> Prompt
Each record below has to be printed verbatim.

> Task material
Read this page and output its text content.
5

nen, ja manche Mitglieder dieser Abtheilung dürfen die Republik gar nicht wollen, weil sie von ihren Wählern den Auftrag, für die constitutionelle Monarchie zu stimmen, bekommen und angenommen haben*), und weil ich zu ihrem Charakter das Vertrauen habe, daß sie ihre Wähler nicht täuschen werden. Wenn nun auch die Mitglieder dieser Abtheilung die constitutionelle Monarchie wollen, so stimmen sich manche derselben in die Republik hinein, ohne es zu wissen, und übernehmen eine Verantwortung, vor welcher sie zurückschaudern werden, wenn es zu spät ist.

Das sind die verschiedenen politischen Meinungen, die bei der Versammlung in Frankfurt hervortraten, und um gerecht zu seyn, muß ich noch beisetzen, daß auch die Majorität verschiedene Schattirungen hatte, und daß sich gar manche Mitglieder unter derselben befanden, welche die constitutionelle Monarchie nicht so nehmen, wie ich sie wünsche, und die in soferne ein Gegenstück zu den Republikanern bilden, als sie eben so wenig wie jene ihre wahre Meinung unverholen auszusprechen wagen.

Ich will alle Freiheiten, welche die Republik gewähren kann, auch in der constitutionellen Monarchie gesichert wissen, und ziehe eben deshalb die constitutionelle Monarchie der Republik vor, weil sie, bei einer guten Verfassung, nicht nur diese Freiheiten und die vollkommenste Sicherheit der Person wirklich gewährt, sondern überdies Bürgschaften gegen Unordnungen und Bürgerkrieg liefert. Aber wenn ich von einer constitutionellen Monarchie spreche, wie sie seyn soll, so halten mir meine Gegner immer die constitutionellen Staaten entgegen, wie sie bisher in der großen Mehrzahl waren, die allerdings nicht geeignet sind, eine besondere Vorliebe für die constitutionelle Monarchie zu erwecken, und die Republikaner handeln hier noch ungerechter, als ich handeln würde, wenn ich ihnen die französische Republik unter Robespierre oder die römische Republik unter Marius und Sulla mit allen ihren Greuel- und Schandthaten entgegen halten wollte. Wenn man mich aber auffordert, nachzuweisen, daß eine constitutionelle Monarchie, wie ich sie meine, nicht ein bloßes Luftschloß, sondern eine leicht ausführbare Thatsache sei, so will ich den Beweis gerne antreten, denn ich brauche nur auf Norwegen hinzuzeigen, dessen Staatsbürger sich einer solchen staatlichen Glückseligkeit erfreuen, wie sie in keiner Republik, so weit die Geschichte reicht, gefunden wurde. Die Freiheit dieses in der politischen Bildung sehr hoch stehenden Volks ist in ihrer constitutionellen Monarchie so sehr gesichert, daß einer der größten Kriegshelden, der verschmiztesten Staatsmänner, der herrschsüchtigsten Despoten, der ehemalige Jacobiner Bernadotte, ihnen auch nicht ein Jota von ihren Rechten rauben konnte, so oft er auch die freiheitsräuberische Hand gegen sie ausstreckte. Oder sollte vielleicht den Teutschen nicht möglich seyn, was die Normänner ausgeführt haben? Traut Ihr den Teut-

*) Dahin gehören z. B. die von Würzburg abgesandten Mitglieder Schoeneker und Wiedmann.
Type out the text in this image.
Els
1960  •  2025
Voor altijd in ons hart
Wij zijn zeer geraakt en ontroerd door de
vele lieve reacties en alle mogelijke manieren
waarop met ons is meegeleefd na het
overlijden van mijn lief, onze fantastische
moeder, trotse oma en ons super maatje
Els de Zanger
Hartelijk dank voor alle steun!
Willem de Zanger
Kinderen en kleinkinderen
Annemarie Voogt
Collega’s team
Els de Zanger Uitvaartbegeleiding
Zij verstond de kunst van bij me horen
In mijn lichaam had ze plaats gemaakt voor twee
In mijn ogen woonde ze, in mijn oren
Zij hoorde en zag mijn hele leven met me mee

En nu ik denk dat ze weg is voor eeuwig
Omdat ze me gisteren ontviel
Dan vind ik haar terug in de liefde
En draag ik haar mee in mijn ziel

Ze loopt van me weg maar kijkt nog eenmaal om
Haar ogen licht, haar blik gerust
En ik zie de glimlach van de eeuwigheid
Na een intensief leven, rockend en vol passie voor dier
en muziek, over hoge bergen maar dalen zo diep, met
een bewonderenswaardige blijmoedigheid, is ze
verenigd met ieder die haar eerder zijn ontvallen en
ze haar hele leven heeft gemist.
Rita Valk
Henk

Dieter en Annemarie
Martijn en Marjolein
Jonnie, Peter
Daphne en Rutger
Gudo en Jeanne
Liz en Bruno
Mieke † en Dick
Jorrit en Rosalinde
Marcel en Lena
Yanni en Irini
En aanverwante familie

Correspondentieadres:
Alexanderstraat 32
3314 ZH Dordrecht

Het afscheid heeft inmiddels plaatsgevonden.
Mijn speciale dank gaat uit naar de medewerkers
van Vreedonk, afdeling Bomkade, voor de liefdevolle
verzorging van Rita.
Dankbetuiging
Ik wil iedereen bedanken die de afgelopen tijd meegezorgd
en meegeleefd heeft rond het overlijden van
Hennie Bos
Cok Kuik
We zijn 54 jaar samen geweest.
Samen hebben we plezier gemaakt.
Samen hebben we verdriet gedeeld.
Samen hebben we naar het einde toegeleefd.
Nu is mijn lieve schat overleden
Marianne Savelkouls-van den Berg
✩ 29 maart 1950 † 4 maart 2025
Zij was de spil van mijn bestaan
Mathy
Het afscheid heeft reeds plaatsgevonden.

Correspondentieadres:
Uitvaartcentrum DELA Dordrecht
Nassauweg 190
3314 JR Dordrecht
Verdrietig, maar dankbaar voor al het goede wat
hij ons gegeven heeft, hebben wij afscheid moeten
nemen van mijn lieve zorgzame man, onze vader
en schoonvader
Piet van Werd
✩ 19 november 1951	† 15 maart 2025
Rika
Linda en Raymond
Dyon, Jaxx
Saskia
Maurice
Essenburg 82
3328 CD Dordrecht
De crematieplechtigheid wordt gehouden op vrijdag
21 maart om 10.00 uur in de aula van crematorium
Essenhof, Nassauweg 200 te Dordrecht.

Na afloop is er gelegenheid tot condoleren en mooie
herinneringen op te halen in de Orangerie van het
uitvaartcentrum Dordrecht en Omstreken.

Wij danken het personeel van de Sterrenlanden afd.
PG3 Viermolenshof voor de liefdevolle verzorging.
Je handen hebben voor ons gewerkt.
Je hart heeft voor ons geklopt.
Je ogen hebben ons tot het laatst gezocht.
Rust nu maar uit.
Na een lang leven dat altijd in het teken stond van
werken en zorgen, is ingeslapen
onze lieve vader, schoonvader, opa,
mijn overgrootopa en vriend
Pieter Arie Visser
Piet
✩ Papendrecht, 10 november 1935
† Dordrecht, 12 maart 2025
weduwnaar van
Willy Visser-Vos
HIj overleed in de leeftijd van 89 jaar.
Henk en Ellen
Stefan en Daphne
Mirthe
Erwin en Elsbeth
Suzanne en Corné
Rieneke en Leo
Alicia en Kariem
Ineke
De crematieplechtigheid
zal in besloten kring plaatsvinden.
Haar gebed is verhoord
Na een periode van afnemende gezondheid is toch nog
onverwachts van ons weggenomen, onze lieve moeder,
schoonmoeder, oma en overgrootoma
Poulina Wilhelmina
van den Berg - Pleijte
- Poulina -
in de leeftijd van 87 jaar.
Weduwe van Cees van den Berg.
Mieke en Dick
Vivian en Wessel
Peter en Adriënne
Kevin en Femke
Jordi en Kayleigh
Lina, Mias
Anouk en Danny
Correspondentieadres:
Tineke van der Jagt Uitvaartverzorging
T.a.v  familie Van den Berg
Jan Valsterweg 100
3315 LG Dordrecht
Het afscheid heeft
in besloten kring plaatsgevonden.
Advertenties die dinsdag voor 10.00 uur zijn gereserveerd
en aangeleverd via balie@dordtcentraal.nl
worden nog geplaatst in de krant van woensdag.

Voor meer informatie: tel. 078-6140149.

> Task output
Read this page and output its text content.
5

nen, ja manche Mitglieder dieser Abtheilung dürfen die Republik gar nicht wollen, weil sie von ihren Wählern den Auftrag, für die constitutionelle Monarchie zu stimmen, bekommen und angenommen haben*), und weil ich zu ihrem Charakter das Vertrauen habe, daß sie ihre Wähler nicht täuschen werden. Wenn nun auch die Mitglieder dieser Abtheilung die constitutionelle Monarchie wollen, so stimmen sich manche derselben in die Republik hinein, ohne es zu wissen, und übernehmen eine Verantwortung, vor welcher sie zurückschaudern werden, wenn es zu spät ist.

Das sind die verschiedenen politischen Meinungen, die bei der Versammlung in Frankfurt hervortraten, und um gerecht zu seyn, muß ich noch beisetzen, daß auch die Majorität verschiedene Schattirungen hatte, und daß sich gar manche Mitglieder unter derselben befanden, welche die constitutionelle Monarchie nicht so nehmen, wie ich sie wünsche, und die in soferne ein Gegenstück zu den Republikanern bilden, als sie eben so wenig wie jene ihre wahre Meinung unverholen auszusprechen wagen.

Ich will alle Freiheiten, welche die Republik gewähren kann, auch in der constitutionellen Monarchie gesichert wissen, und ziehe eben deshalb die constitutionelle Monarchie der Republik vor, weil sie, bei einer guten Verfassung, nicht nur diese Freiheiten und die vollkommenste Sicherheit der Person wirklich gewährt, sondern überdies Bürgschaften gegen Unordnungen und Bürgerkrieg liefert. Aber wenn ich von einer constitutionellen Monarchie spreche, wie sie seyn soll, so halten mir meine Gegner immer die constitutionellen Staaten entgegen, wie sie bisher in der großen Mehrzahl waren, die allerdings nicht geeignet sind, eine besondere Vorliebe für die constitutionelle Monarchie zu erwecken, und die Republikaner handeln hier noch ungerechter, als ich handeln würde, wenn ich ihnen die französische Republik unter Robespierre oder die römische Republik unter Marius und Sulla mit allen ihren Greuel- und Schandthaten entgegen halten wollte. Wenn man mich aber auffordert, nachzuweisen, daß eine constitutionelle Monarchie, wie ich sie meine, nicht ein bloßes Luftschloß, sondern eine leicht ausführbare Thatsache sei, so will ich den Beweis gerne antreten, denn ich brauche nur auf Norwegen hinzuzeigen, dessen Staatsbürger sich einer solchen staatlichen Glückseligkeit erfreuen, wie sie in keiner Republik, so weit die Geschichte reicht, gefunden wurde. Die Freiheit dieses in der politischen Bildung sehr hoch stehenden Volks ist in ihrer constitutionellen Monarchie so sehr gesichert, daß einer der größten Kriegshelden, der verschmiztesten Staatsmänner, der herrschsüchtigsten Despoten, der ehemalige Jacobiner Bernadotte, ihnen auch nicht ein Jota von ihren Rechten rauben konnte, so oft er auch die freiheitsräuberische Hand gegen sie ausstreckte. Oder sollte vielleicht den Teutschen nicht möglich seyn, was die Normänner ausgeführt haben? Traut Ihr den Teut-

*) Dahin gehören z. B. die von Würzburg abgesandten Mitglieder Schoeneker und Wiedmann.
Type out the text in this image.
Els
1960  •  2025
Voor altijd in ons hart
Wij zijn zeer geraakt en ontroerd door de
vele lieve reacties en alle mogelijke manieren
waarop met ons is meegeleefd na het
overlijden van mijn lief, onze fantastische
moeder, trotse oma en ons super maatje
Els de Zanger
Hartelijk dank voor alle steun!
Willem de Zanger
Kinderen en kleinkinderen
Annemarie Voogt
Collega’s team
Els de Zanger Uitvaartbegeleiding
Zij verstond de kunst van bij me horen
In mijn lichaam had ze plaats gemaakt voor twee
In mijn ogen woonde ze, in mijn oren
Zij hoorde en zag mijn hele leven met me mee

En nu ik denk dat ze weg is voor eeuwig
Omdat ze me gisteren ontviel
Dan vind ik haar terug in de liefde
En draag ik haar mee in mijn ziel

Ze loopt van me weg maar kijkt nog eenmaal om
Haar ogen licht, haar blik gerust
En ik zie de glimlach van de eeuwigheid
Na een intensief leven, rockend en vol passie voor dier
en muziek, over hoge bergen maar dalen zo diep, met
een bewonderenswaardige blijmoedigheid, is ze
verenigd met ieder die haar eerder zijn ontvallen en
ze haar hele leven heeft gemist.
Rita Valk
Henk

Dieter en Annemarie
Martijn en Marjolein
Jonnie, Peter
Daphne en Rutger
Gudo en Jeanne
Liz en Bruno
Mieke † en Dick
Jorrit en Rosalinde
Marcel en Lena
Yanni en Irini
En aanverwante familie

Correspondentieadres:
Alexanderstraat 32
3314 ZH Dordrecht

Het afscheid heeft inmiddels plaatsgevonden.
Mijn speciale dank gaat uit naar de medewerkers
van Vreedonk, afdeling Bomkade, voor de liefdevolle
verzorging van Rita.
Dankbetuiging
Ik wil iedereen bedanken die de afgelopen tijd meegezorgd
en meegeleefd heeft rond het overlijden van
Hennie Bos
Cok Kuik
We zijn 54 jaar samen geweest.
Samen hebben we plezier gemaakt.
Samen hebben we verdriet gedeeld.
Samen hebben we naar het einde toegeleefd.
Nu is mijn lieve schat overleden
Marianne Savelkouls-van den Berg
✩ 29 maart 1950 † 4 maart 2025
Zij was de spil van mijn bestaan
Mathy
Het afscheid heeft reeds plaatsgevonden.

Correspondentieadres:
Uitvaartcentrum DELA Dordrecht
Nassauweg 190
3314 JR Dordrecht
Verdrietig, maar dankbaar voor al het goede wat
hij ons gegeven heeft, hebben wij afscheid moeten
nemen van mijn lieve zorgzame man, onze vader
en schoonvader
Piet van Werd
✩ 19 november 1951	† 15 maart 2025
Rika
Linda en Raymond
Dyon, Jaxx
Saskia
Maurice
Essenburg 82
3328 CD Dordrecht
De crematieplechtigheid wordt gehouden op vrijdag
21 maart om 10.00 uur in de aula van crematorium
Essenhof, Nassauweg 200 te Dordrecht.

Na afloop is er gelegenheid tot condoleren en mooie
herinneringen op te halen in de Orangerie van het
uitvaartcentrum Dordrecht en Omstreken.

Wij danken het personeel van de Sterrenlanden afd.
PG3 Viermolenshof voor de liefdevolle verzorging.
Je handen hebben voor ons gewerkt.
Je hart heeft voor ons geklopt.
Je ogen hebben ons tot het laatst gezocht.
Rust nu maar uit.
Na een lang leven dat altijd in het teken stond van
werken en zorgen, is ingeslapen
onze lieve vader, schoonvader, opa,
mijn overgrootopa en vriend
Pieter Arie Visser
Piet
✩ Papendrecht, 10 november 1935
† Dordrecht, 12 maart 2025
weduwnaar van
Willy Visser-Vos
HIj overleed in de leeftijd van 89 jaar.
Henk en Ellen
Stefan en Daphne
Mirthe
Erwin en Elsbeth
Suzanne en Corné
Rieneke en Leo
Alicia en Kariem
Ineke
De crematieplechtigheid
zal in besloten kring plaatsvinden.
Haar gebed is verhoord
Na een periode van afnemende gezondheid is toch nog
onverwachts van ons weggenomen, onze lieve moeder,
schoonmoeder, oma en overgrootoma
Poulina Wilhelmina
van den Berg - Pleijte
- Poulina -
in de leeftijd van 87 jaar.
Weduwe van Cees van den Berg.
Mieke en Dick
Vivian en Wessel
Peter en Adriënne
Kevin en Femke
Jordi en Kayleigh
Lina, Mias
Anouk en Danny
Correspondentieadres:
Tineke van der Jagt Uitvaartverzorging
T.a.v  familie Van den Berg
Jan Valsterweg 100
3315 LG Dordrecht
Het afscheid heeft
in besloten kring plaatsgevonden.
Advertenties die dinsdag voor 10.00 uur zijn gereserveerd
en aangeleverd via balie@dordtcentraal.nl
worden nog geplaatst in de krant van woensdag.

Voor meer informatie: tel. 078-6140149.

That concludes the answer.